Begin

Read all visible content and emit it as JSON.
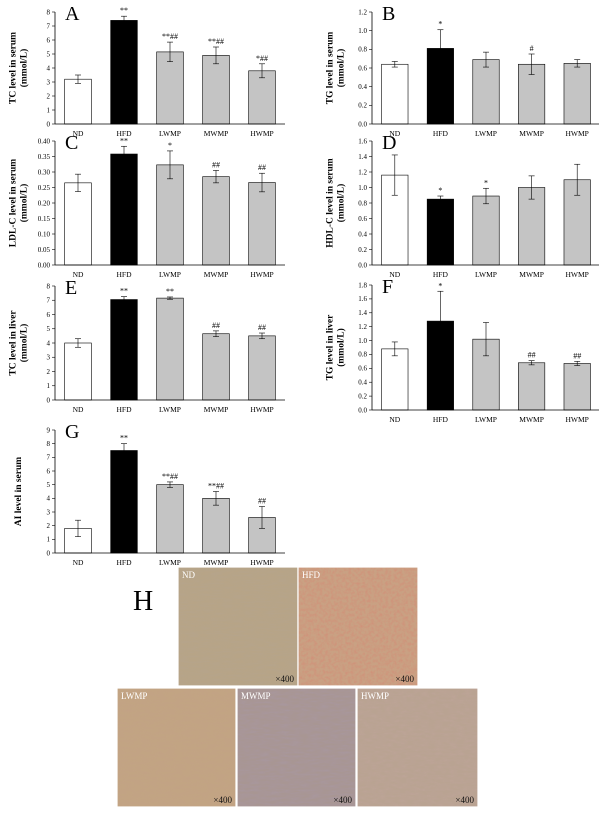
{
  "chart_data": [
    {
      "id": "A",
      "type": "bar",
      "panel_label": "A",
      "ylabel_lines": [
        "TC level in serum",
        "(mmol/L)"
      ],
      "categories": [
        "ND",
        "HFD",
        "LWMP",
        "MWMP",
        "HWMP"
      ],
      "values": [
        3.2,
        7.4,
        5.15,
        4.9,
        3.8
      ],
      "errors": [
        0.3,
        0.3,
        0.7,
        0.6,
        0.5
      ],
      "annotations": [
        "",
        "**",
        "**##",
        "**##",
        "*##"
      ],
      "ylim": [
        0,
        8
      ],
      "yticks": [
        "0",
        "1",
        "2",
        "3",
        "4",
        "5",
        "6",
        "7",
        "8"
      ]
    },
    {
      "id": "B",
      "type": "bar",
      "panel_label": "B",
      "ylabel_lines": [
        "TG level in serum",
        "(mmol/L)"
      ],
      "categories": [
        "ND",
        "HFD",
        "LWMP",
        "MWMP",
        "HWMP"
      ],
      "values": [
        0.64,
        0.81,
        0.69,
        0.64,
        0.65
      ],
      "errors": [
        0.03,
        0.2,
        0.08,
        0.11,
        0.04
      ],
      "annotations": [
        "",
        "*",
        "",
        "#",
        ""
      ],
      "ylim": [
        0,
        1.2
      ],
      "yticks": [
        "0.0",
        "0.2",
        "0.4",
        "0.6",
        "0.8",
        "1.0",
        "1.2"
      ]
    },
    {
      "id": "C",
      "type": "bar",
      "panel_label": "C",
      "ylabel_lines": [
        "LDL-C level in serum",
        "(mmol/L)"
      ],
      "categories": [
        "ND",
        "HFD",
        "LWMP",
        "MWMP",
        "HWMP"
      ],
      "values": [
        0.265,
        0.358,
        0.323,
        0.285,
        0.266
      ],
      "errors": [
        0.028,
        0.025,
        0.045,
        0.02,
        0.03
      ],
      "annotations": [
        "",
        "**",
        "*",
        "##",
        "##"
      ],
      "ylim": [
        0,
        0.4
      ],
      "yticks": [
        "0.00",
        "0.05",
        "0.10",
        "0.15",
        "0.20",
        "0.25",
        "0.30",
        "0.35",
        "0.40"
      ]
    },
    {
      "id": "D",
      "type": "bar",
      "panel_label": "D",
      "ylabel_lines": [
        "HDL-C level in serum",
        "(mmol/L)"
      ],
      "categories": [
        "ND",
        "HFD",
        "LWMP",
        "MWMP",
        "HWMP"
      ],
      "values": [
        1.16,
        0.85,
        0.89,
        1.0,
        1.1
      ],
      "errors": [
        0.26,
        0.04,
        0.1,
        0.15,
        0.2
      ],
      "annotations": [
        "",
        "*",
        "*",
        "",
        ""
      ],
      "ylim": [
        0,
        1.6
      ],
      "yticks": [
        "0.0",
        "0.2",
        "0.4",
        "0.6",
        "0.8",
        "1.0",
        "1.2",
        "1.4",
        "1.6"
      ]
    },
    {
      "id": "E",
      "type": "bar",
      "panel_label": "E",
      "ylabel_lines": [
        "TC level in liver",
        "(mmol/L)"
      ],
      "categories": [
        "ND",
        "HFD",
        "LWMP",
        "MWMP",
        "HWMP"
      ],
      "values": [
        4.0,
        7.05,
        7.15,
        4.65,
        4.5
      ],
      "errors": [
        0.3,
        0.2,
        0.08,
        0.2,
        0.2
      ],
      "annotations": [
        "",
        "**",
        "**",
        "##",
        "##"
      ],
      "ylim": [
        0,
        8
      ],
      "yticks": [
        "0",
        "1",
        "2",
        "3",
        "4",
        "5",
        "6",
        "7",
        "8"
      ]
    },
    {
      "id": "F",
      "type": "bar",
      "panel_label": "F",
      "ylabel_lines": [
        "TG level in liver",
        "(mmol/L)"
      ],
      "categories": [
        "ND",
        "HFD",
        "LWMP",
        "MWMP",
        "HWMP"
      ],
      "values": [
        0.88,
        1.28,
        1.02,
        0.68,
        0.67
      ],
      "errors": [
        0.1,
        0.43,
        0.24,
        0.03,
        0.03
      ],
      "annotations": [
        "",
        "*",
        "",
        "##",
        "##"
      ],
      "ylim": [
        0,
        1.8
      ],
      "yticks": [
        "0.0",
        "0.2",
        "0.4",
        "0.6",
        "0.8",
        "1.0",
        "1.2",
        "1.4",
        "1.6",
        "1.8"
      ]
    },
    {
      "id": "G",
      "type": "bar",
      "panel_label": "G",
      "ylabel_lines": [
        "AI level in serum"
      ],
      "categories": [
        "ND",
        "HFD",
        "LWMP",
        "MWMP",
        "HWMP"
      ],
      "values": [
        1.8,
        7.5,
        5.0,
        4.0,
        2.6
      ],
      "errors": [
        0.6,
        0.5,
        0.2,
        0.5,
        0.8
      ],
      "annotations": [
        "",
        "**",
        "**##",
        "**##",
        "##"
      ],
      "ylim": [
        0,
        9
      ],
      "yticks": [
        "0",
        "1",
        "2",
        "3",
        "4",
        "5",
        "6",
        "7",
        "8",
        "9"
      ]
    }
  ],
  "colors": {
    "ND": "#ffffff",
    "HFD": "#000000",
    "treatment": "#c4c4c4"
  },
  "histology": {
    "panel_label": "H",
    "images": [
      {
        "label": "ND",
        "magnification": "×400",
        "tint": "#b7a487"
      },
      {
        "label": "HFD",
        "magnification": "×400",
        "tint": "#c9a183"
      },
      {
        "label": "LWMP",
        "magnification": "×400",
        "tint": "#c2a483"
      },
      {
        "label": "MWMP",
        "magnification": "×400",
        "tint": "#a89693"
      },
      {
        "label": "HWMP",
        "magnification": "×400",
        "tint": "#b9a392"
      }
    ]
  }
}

End
Begin

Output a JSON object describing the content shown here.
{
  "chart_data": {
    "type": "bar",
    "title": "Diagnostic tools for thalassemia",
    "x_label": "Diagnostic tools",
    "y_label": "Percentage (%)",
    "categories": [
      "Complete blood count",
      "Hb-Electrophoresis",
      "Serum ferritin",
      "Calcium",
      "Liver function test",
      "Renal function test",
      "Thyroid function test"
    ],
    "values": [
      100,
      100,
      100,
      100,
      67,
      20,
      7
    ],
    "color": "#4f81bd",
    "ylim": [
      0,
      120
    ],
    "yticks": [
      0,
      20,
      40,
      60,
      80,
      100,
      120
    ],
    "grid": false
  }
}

End

▶ [SHORT TASK] Go through the records above, find every line with the word "function", and list those lines.

▶ [THE COMPLETED TASK]
      "Liver function test",
      "Renal function test",
      "Thyroid function test"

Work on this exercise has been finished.